WHAT YOU SHOULD DO: Can you restate the records below word for word?

[Figure record extracts]
··········

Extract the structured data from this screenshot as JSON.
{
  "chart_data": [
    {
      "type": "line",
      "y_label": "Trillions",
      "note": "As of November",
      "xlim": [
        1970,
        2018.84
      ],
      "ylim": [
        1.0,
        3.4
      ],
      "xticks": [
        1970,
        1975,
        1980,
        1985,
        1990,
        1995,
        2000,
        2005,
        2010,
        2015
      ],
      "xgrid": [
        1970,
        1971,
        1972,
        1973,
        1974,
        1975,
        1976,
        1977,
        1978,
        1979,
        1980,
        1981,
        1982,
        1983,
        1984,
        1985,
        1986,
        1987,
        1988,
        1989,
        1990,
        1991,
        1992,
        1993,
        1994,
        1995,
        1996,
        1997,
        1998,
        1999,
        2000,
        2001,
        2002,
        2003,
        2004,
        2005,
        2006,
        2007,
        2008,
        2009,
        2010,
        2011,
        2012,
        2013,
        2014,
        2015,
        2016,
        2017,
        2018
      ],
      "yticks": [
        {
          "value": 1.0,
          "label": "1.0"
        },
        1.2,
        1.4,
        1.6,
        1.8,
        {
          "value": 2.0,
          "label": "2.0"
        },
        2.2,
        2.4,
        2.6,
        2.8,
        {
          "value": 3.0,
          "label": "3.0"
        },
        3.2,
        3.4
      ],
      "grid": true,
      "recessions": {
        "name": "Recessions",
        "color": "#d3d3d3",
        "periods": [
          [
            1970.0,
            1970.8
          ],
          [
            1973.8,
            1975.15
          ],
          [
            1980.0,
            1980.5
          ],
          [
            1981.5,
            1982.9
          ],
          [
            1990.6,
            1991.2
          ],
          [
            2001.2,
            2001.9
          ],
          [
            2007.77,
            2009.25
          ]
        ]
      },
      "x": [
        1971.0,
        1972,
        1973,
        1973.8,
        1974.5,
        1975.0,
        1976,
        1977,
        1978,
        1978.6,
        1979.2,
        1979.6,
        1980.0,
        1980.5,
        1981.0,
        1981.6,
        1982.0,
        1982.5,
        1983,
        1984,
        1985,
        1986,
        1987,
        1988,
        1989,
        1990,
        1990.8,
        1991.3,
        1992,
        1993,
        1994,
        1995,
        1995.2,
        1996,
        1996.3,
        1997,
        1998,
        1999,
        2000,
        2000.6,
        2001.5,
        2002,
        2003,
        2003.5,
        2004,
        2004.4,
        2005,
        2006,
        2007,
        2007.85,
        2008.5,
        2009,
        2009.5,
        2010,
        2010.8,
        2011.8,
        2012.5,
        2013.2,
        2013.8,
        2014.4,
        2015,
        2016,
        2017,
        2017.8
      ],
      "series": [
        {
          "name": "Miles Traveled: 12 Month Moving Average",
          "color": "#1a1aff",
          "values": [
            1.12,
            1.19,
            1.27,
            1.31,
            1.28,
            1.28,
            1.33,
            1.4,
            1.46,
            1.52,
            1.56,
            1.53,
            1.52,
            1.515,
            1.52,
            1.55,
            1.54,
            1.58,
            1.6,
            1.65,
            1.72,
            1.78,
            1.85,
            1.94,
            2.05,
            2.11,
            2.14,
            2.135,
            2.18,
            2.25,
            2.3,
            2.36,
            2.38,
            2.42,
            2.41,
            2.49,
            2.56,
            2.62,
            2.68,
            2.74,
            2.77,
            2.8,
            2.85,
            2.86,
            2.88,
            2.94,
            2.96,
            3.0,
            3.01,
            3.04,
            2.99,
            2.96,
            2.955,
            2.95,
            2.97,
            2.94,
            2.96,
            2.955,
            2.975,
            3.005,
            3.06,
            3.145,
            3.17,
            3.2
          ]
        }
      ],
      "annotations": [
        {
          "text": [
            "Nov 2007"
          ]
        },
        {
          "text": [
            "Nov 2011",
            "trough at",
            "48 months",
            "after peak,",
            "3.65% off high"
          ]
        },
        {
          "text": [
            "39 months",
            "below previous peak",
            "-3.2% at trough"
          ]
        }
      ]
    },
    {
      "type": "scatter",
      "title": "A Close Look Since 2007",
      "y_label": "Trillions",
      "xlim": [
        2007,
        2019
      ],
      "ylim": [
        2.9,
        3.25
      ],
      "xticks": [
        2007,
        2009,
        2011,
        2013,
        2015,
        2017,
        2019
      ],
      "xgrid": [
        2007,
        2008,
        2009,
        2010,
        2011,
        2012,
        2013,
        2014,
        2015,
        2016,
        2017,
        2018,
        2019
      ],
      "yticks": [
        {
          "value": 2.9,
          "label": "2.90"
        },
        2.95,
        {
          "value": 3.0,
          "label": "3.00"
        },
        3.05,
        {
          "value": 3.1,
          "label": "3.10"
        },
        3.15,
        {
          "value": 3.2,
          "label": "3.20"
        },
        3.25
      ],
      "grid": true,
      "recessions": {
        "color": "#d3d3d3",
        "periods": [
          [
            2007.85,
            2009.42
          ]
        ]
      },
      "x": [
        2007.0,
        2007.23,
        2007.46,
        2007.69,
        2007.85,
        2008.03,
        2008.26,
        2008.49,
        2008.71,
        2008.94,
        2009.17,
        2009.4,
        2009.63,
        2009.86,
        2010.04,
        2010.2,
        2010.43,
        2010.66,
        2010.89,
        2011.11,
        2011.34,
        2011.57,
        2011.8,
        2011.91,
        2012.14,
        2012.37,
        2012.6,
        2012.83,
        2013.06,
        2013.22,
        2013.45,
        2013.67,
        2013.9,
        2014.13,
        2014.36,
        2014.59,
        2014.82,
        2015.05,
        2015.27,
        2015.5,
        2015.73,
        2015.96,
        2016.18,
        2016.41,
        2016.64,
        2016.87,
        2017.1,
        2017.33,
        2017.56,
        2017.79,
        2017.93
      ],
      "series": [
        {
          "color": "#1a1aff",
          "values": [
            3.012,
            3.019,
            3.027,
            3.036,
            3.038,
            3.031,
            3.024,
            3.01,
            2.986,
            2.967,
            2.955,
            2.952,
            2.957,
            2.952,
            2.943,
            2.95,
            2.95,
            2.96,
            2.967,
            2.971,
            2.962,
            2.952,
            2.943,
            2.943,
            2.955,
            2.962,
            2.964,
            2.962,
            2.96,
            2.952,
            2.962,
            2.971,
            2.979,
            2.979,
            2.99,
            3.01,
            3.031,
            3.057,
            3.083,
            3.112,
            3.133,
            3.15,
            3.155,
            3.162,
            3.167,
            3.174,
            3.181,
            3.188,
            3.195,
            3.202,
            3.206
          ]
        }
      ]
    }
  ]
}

··········

FINISHED ANSWER:
Extract the structured data from this screenshot as JSON.
{
  "chart_data": [
    {
      "type": "line",
      "y_label": "Trillions",
      "note": "As of November",
      "xlim": [
        1970,
        2018.84
      ],
      "ylim": [
        1.0,
        3.4
      ],
      "xticks": [
        1970,
        1975,
        1980,
        1985,
        1990,
        1995,
        2000,
        2005,
        2010,
        2015
      ],
      "xgrid": [
        1970,
        1971,
        1972,
        1973,
        1974,
        1975,
        1976,
        1977,
        1978,
        1979,
        1980,
        1981,
        1982,
        1983,
        1984,
        1985,
        1986,
        1987,
        1988,
        1989,
        1990,
        1991,
        1992,
        1993,
        1994,
        1995,
        1996,
        1997,
        1998,
        1999,
        2000,
        2001,
        2002,
        2003,
        2004,
        2005,
        2006,
        2007,
        2008,
        2009,
        2010,
        2011,
        2012,
        2013,
        2014,
        2015,
        2016,
        2017,
        2018
      ],
      "yticks": [
        {
          "value": 1.0,
          "label": "1.0"
        },
        1.2,
        1.4,
        1.6,
        1.8,
        {
          "value": 2.0,
          "label": "2.0"
        },
        2.2,
        2.4,
        2.6,
        2.8,
        {
          "value": 3.0,
          "label": "3.0"
        },
        3.2,
        3.4
      ],
      "grid": true,
      "recessions": {
        "name": "Recessions",
        "color": "#d3d3d3",
        "periods": [
          [
            1970.0,
            1970.8
          ],
          [
            1973.8,
            1975.15
          ],
          [
            1980.0,
            1980.5
          ],
          [
            1981.5,
            1982.9
          ],
          [
            1990.6,
            1991.2
          ],
          [
            2001.2,
            2001.9
          ],
          [
            2007.77,
            2009.25
          ]
        ]
      },
      "x": [
        1971.0,
        1972,
        1973,
        1973.8,
        1974.5,
        1975.0,
        1976,
        1977,
        1978,
        1978.6,
        1979.2,
        1979.6,
        1980.0,
        1980.5,
        1981.0,
        1981.6,
        1982.0,
        1982.5,
        1983,
        1984,
        1985,
        1986,
        1987,
        1988,
        1989,
        1990,
        1990.8,
        1991.3,
        1992,
        1993,
        1994,
        1995,
        1995.2,
        1996,
        1996.3,
        1997,
        1998,
        1999,
        2000,
        2000.6,
        2001.5,
        2002,
        2003,
        2003.5,
        2004,
        2004.4,
        2005,
        2006,
        2007,
        2007.85,
        2008.5,
        2009,
        2009.5,
        2010,
        2010.8,
        2011.8,
        2012.5,
        2013.2,
        2013.8,
        2014.4,
        2015,
        2016,
        2017,
        2017.8
      ],
      "series": [
        {
          "name": "Miles Traveled: 12 Month Moving Average",
          "color": "#1a1aff",
          "values": [
            1.12,
            1.19,
            1.27,
            1.31,
            1.28,
            1.28,
            1.33,
            1.4,
            1.46,
            1.52,
            1.56,
            1.53,
            1.52,
            1.515,
            1.52,
            1.55,
            1.54,
            1.58,
            1.6,
            1.65,
            1.72,
            1.78,
            1.85,
            1.94,
            2.05,
            2.11,
            2.14,
            2.135,
            2.18,
            2.25,
            2.3,
            2.36,
            2.38,
            2.42,
            2.41,
            2.49,
            2.56,
            2.62,
            2.68,
            2.74,
            2.77,
            2.8,
            2.85,
            2.86,
            2.88,
            2.94,
            2.96,
            3.0,
            3.01,
            3.04,
            2.99,
            2.96,
            2.955,
            2.95,
            2.97,
            2.94,
            2.96,
            2.955,
            2.975,
            3.005,
            3.06,
            3.145,
            3.17,
            3.2
          ]
        }
      ],
      "annotations": [
        {
          "text": [
            "Nov 2007"
          ]
        },
        {
          "text": [
            "Nov 2011",
            "trough at",
            "48 months",
            "after peak,",
            "3.65% off high"
          ]
        },
        {
          "text": [
            "39 months",
            "below previous peak",
            "-3.2% at trough"
          ]
        }
      ]
    },
    {
      "type": "scatter",
      "title": "A Close Look Since 2007",
      "y_label": "Trillions",
      "xlim": [
        2007,
        2019
      ],
      "ylim": [
        2.9,
        3.25
      ],
      "xticks": [
        2007,
        2009,
        2011,
        2013,
        2015,
        2017,
        2019
      ],
      "xgrid": [
        2007,
        2008,
        2009,
        2010,
        2011,
        2012,
        2013,
        2014,
        2015,
        2016,
        2017,
        2018,
        2019
      ],
      "yticks": [
        {
          "value": 2.9,
          "label": "2.90"
        },
        2.95,
        {
          "value": 3.0,
          "label": "3.00"
        },
        3.05,
        {
          "value": 3.1,
          "label": "3.10"
        },
        3.15,
        {
          "value": 3.2,
          "label": "3.20"
        },
        3.25
      ],
      "grid": true,
      "recessions": {
        "color": "#d3d3d3",
        "periods": [
          [
            2007.85,
            2009.42
          ]
        ]
      },
      "x": [
        2007.0,
        2007.23,
        2007.46,
        2007.69,
        2007.85,
        2008.03,
        2008.26,
        2008.49,
        2008.71,
        2008.94,
        2009.17,
        2009.4,
        2009.63,
        2009.86,
        2010.04,
        2010.2,
        2010.43,
        2010.66,
        2010.89,
        2011.11,
        2011.34,
        2011.57,
        2011.8,
        2011.91,
        2012.14,
        2012.37,
        2012.6,
        2012.83,
        2013.06,
        2013.22,
        2013.45,
        2013.67,
        2013.9,
        2014.13,
        2014.36,
        2014.59,
        2014.82,
        2015.05,
        2015.27,
        2015.5,
        2015.73,
        2015.96,
        2016.18,
        2016.41,
        2016.64,
        2016.87,
        2017.1,
        2017.33,
        2017.56,
        2017.79,
        2017.93
      ],
      "series": [
        {
          "color": "#1a1aff",
          "values": [
            3.012,
            3.019,
            3.027,
            3.036,
            3.038,
            3.031,
            3.024,
            3.01,
            2.986,
            2.967,
            2.955,
            2.952,
            2.957,
            2.952,
            2.943,
            2.95,
            2.95,
            2.96,
            2.967,
            2.971,
            2.962,
            2.952,
            2.943,
            2.943,
            2.955,
            2.962,
            2.964,
            2.962,
            2.96,
            2.952,
            2.962,
            2.971,
            2.979,
            2.979,
            2.99,
            3.01,
            3.031,
            3.057,
            3.083,
            3.112,
            3.133,
            3.15,
            3.155,
            3.162,
            3.167,
            3.174,
            3.181,
            3.188,
            3.195,
            3.202,
            3.206
          ]
        }
      ]
    }
  ]
}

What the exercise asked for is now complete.